(Requests)
**A)** Can you rewrite the stretch of the Cholula pyramid text from "Interestingly, this pyramid" through "reflects its appearance.", swapping "grass-covered hill" for "grassy mound"?
**B)** How would you say "It is the Great Pyramid of Cholula." from the Cholula pyramid text in Spanish?
**C)** According to the Cholula pyramid text, how tall does the Great Pyramid of Cholula stand?

____ Text shown

Although it may seem illogical to seek the Tower of Babel anywhere other than where the Bible places it—between the Tigris and Euphrates rivers—there is a pyramid whose dimensions surpass the others and could evoke the ambitious construction of mankind. However, this pyramid is situated on the opposite side of the world, in Mexico. It is the Great Pyramid of Cholula.

Interestingly, this pyramid is far less renowned than the Aztec or Egyptian pyramids, yet it surpasses them all in grandeur. Standing at 64 meters tall, it occupies a surface area four times larger than the famous Pyramid of Cheops. Today, it resembles a grass-covered hill, bearing the pre-Columbian name Tlachihualtepetl, meaning "mountain made by man," which aptly reflects its appearance.

________
____ Provided data

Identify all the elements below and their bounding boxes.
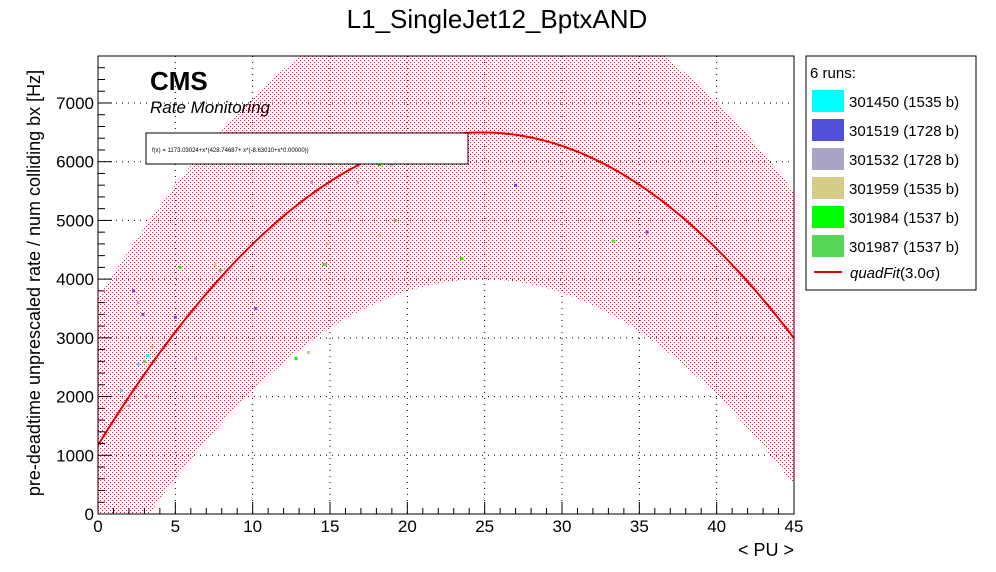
- x-tick-label: 10: [243, 517, 262, 536]
- legend-swatch: [812, 148, 844, 170]
- data-point: [178, 265, 182, 269]
- y-tick-label: 0: [85, 505, 94, 524]
- legend-swatch: [812, 90, 844, 112]
- y-tick-label: 4000: [56, 270, 94, 289]
- y-tick-label: 1000: [56, 446, 94, 465]
- data-point: [136, 301, 140, 305]
- x-axis: 0 5 10 15 20 25 30 35 40 45: [93, 502, 803, 536]
- legend: 6 runs: 301450 (1535 b) 301519 (1728 b) 30…: [805, 55, 977, 291]
- data-point: [377, 163, 381, 167]
- legend-swatch: [812, 119, 844, 141]
- y-tick-label: 2000: [56, 388, 94, 407]
- plot-frame: [97, 55, 795, 515]
- data-point: [173, 315, 177, 319]
- x-tick-label: 15: [321, 517, 340, 536]
- data-point: [514, 183, 518, 187]
- data-point: [306, 351, 310, 355]
- x-tick-label: 25: [475, 517, 494, 536]
- data-point: [193, 356, 197, 360]
- legend-entry-label: 301987 (1537 b): [849, 239, 959, 256]
- data-point: [390, 163, 394, 167]
- data-point: [309, 180, 313, 184]
- data-point: [218, 268, 222, 272]
- data-point: [611, 239, 615, 243]
- fit-error-band: [98, 56, 794, 514]
- legend-entry-label: 301959 (1535 b): [849, 181, 959, 198]
- data-point: [377, 233, 381, 237]
- y-tick-label: 5000: [56, 211, 94, 230]
- data-point: [136, 362, 140, 366]
- data-point: [127, 403, 131, 407]
- data-point: [645, 230, 649, 234]
- chart-title: L1_SingleJet12_BptxAND: [347, 4, 648, 34]
- data-point: [214, 262, 218, 266]
- x-tick-label: 30: [553, 517, 572, 536]
- legend-swatch: [812, 235, 844, 257]
- fit-formula-box: [145, 132, 469, 165]
- x-tick-label: 45: [785, 517, 804, 536]
- legend-entry-label: 301532 (1728 b): [849, 152, 959, 169]
- data-point: [393, 218, 397, 222]
- data-point: [132, 289, 136, 293]
- rate-monitoring-label: Rate Monitoring: [150, 98, 271, 117]
- data-point: [294, 356, 298, 360]
- x-tick-label: 40: [707, 517, 726, 536]
- legend-swatch: [812, 177, 844, 199]
- x-axis-label: < PU >: [738, 540, 794, 560]
- data-point: [325, 242, 329, 246]
- legend-entry-label: 301450 (1535 b): [849, 94, 959, 111]
- x-tick-label: 5: [171, 517, 180, 536]
- x-tick-label: 0: [93, 517, 102, 536]
- cms-label: CMS: [150, 66, 208, 96]
- x-tick-label: 20: [398, 517, 417, 536]
- y-tick-label: 3000: [56, 329, 94, 348]
- y-axis-label: pre-deadtime unprescaled rate / num coll…: [24, 70, 44, 496]
- y-axis: 0 1000 2000 3000 4000 5000 6000 7000: [56, 55, 112, 524]
- legend-fit-label: quadFit(3.0σ): [850, 265, 940, 282]
- data-point: [142, 359, 146, 363]
- legend-swatch: [812, 206, 844, 228]
- y-tick-label: 6000: [56, 153, 94, 172]
- data-point: [356, 180, 360, 184]
- data-point: [150, 345, 154, 349]
- data-point: [119, 389, 123, 393]
- data-point: [254, 306, 258, 310]
- data-point: [144, 395, 148, 399]
- data-points: [119, 163, 649, 407]
- legend-entry-label: 301984 (1537 b): [849, 210, 959, 227]
- data-point: [459, 257, 463, 261]
- data-point: [141, 312, 145, 316]
- data-point: [322, 262, 326, 266]
- y-tick-label: 7000: [56, 94, 94, 113]
- data-point: [323, 262, 327, 266]
- x-tick-label: 35: [630, 517, 649, 536]
- legend-header: 6 runs:: [810, 65, 856, 82]
- legend-entry-label: 301519 (1728 b): [849, 123, 959, 140]
- data-point: [145, 353, 149, 357]
- fit-formula: f(x) = 1173.03024+x*(428.74687+ x*(-8.63…: [152, 148, 309, 154]
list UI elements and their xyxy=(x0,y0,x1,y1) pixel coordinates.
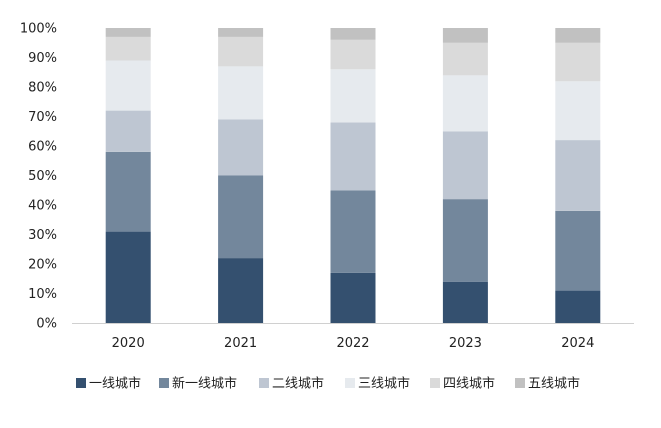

________

(Expected answers)
**A)**
Interestingly, this pyramid is far less renowned than the Aztec or Egyptian pyramids, yet it surpasses them all in grandeur. Standing at 64 meters tall, it occupies a surface area four times larger than the famous Pyramid of Cheops. Today, it resembles a grassy mound, bearing the pre-Columbian name Tlachihualtepetl, meaning "mountain made by man," which aptly reflects its appearance.

**B)** Es la Gran Pirámide de Cholula.

**C)** It stands 64 meters tall.